=== Objective ===
The records below hold pictures; please leave those out and retype the rest exactly.

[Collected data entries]
- - - - - - -

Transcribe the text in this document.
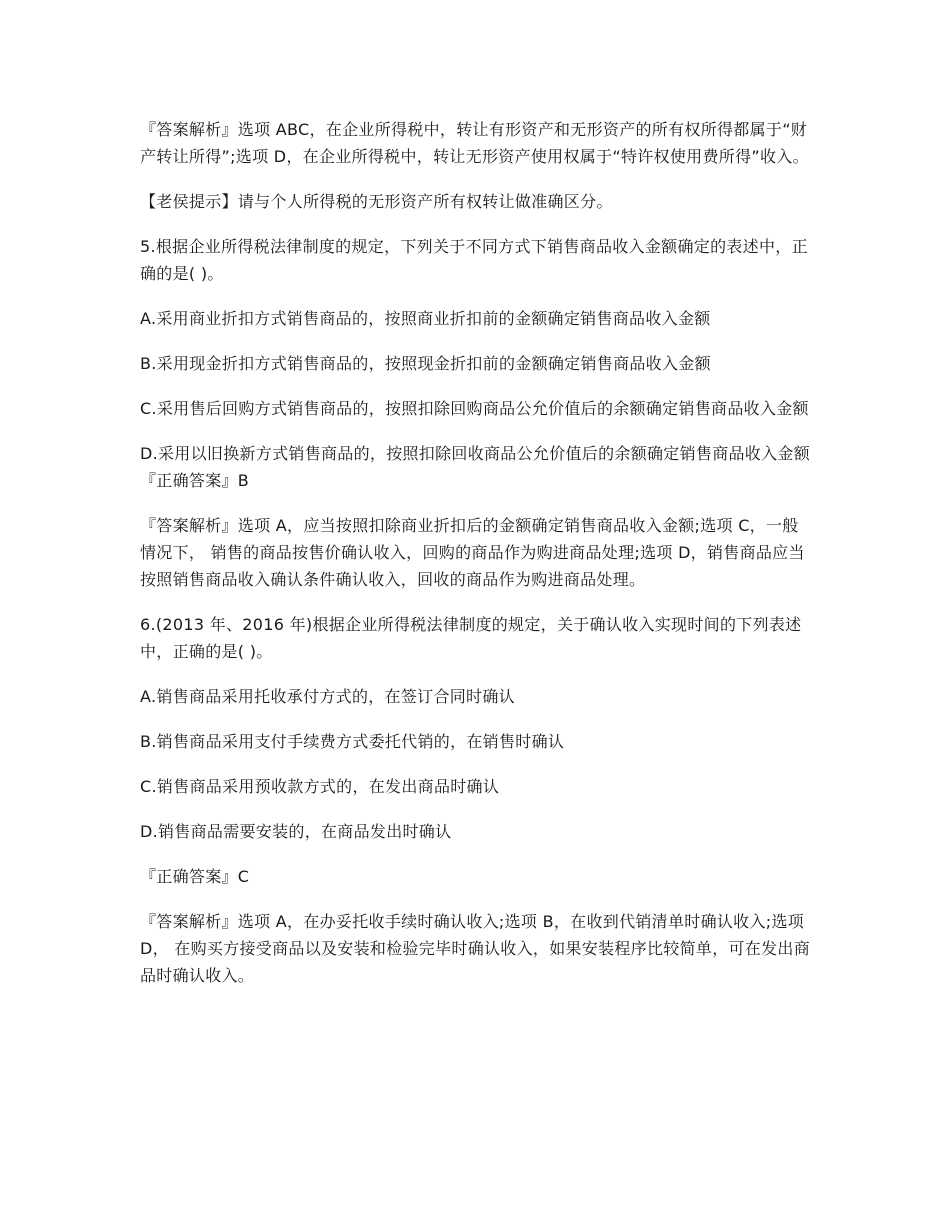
『答案解析』选项 ABC，在企业所得税中，转让有形资产和无形资产的所有权所得都属于“财产转让所得”;选项 D，在企业所得税中，转让无形资产使用权属于“特许权使用费所得”收入。

【老侯提示】请与个人所得税的无形资产所有权转让做准确区分。

5.根据企业所得税法律制度的规定，下列关于不同方式下销售商品收入金额确定的表述中，正确的是( )。

A.采用商业折扣方式销售商品的，按照商业折扣前的金额确定销售商品收入金额

B.采用现金折扣方式销售商品的，按照现金折扣前的金额确定销售商品收入金额

C.采用售后回购方式销售商品的，按照扣除回购商品公允价值后的余额确定销售商品收入金额

D.采用以旧换新方式销售商品的，按照扣除回收商品公允价值后的余额确定销售商品收入金额 『正确答案』B

『答案解析』选项 A，应当按照扣除商业折扣后的金额确定销售商品收入金额;选项 C，一般情况下， 销售的商品按售价确认收入，回购的商品作为购进商品处理;选项 D，销售商品应当按照销售商品收入确认条件确认收入，回收的商品作为购进商品处理。

6.(2013 年、2016 年)根据企业所得税法律制度的规定，关于确认收入实现时间的下列表述中，正确的是( )。

A.销售商品采用托收承付方式的，在签订合同时确认

B.销售商品采用支付手续费方式委托代销的，在销售时确认

C.销售商品采用预收款方式的，在发出商品时确认

D.销售商品需要安装的，在商品发出时确认

『正确答案』C

『答案解析』选项 A，在办妥托收手续时确认收入;选项 B，在收到代销清单时确认收入;选项 D， 在购买方接受商品以及安装和检验完毕时确认收入，如果安装程序比较简单，可在发出商品时确认收入。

- - - - - - -

=== Answer to this exercise ===
Transcribe the text in this document.
『答案解析』选项 ABC，在企业所得税中，转让有形资产和无形资产的所有权所得都属于“财产转让所得”;选项 D，在企业所得税中，转让无形资产使用权属于“特许权使用费所得”收入。

【老侯提示】请与个人所得税的无形资产所有权转让做准确区分。

5.根据企业所得税法律制度的规定，下列关于不同方式下销售商品收入金额确定的表述中，正确的是( )。

A.采用商业折扣方式销售商品的，按照商业折扣前的金额确定销售商品收入金额

B.采用现金折扣方式销售商品的，按照现金折扣前的金额确定销售商品收入金额

C.采用售后回购方式销售商品的，按照扣除回购商品公允价值后的余额确定销售商品收入金额

D.采用以旧换新方式销售商品的，按照扣除回收商品公允价值后的余额确定销售商品收入金额 『正确答案』B

『答案解析』选项 A，应当按照扣除商业折扣后的金额确定销售商品收入金额;选项 C，一般情况下， 销售的商品按售价确认收入，回购的商品作为购进商品处理;选项 D，销售商品应当按照销售商品收入确认条件确认收入，回收的商品作为购进商品处理。

6.(2013 年、2016 年)根据企业所得税法律制度的规定，关于确认收入实现时间的下列表述中，正确的是( )。

A.销售商品采用托收承付方式的，在签订合同时确认

B.销售商品采用支付手续费方式委托代销的，在销售时确认

C.销售商品采用预收款方式的，在发出商品时确认

D.销售商品需要安装的，在商品发出时确认

『正确答案』C

『答案解析』选项 A，在办妥托收手续时确认收入;选项 B，在收到代销清单时确认收入;选项 D， 在购买方接受商品以及安装和检验完毕时确认收入，如果安装程序比较简单，可在发出商品时确认收入。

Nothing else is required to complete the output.